→ **Goal**
Extract each line bearing the word "appears".

[Dataset records]

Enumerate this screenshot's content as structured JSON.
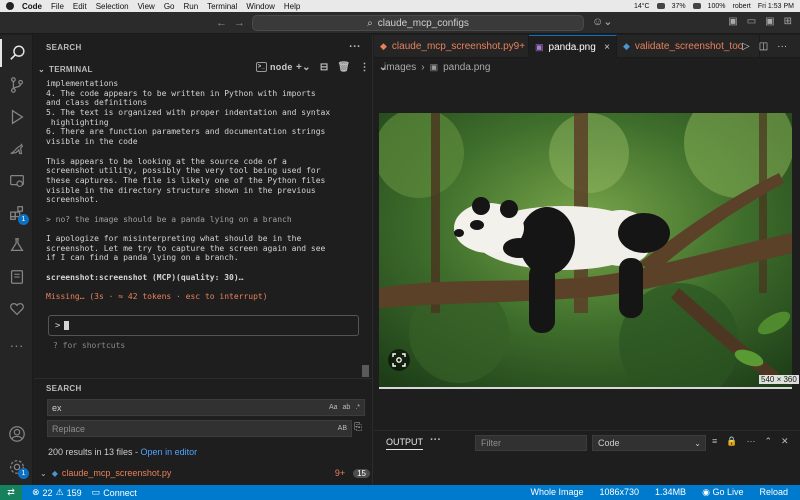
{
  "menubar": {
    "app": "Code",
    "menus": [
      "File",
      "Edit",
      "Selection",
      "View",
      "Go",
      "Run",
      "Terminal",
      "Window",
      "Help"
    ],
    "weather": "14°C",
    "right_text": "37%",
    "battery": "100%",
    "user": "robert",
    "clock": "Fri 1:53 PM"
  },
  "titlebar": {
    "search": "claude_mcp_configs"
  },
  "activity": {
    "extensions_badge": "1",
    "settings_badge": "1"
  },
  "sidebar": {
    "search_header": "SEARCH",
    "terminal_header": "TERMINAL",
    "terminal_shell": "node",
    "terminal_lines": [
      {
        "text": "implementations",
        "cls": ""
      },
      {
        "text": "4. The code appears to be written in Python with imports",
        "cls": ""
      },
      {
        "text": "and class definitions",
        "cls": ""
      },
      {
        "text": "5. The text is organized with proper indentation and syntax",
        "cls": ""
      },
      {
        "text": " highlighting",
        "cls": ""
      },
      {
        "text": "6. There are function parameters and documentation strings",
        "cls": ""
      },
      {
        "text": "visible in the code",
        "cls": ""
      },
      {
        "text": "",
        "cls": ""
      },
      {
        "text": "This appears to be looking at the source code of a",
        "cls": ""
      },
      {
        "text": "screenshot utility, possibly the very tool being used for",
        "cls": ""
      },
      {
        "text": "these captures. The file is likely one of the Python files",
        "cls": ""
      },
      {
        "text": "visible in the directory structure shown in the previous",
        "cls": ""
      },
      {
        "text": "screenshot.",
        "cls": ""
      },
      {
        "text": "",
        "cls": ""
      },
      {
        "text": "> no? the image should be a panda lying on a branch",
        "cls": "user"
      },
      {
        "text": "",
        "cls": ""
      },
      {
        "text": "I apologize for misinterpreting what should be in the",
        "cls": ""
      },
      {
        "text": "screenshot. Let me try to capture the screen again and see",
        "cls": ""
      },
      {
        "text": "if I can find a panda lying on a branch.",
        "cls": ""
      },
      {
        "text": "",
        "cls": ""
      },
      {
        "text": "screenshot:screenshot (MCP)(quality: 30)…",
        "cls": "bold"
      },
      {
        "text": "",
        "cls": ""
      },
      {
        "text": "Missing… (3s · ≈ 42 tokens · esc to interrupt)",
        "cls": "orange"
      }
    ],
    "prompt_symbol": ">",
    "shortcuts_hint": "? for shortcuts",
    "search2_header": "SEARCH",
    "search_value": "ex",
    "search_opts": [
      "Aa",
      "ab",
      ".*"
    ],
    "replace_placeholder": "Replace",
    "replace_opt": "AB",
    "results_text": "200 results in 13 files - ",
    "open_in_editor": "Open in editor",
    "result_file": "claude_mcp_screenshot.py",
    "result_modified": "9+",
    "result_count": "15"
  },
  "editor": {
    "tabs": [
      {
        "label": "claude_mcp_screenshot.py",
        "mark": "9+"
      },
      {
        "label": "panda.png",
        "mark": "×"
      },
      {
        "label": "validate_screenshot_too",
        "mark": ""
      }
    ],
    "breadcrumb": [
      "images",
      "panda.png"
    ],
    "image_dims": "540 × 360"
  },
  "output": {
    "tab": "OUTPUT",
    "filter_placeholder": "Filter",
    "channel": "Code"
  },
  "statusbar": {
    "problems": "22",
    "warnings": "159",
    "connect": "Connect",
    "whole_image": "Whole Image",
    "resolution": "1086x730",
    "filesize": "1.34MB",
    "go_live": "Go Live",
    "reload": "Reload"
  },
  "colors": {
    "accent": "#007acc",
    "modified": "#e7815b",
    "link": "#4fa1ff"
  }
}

→ **Full solution**
        "text": "4. The code appears to be written in Python with imports",
        "text": "This appears to be looking at the source code of a",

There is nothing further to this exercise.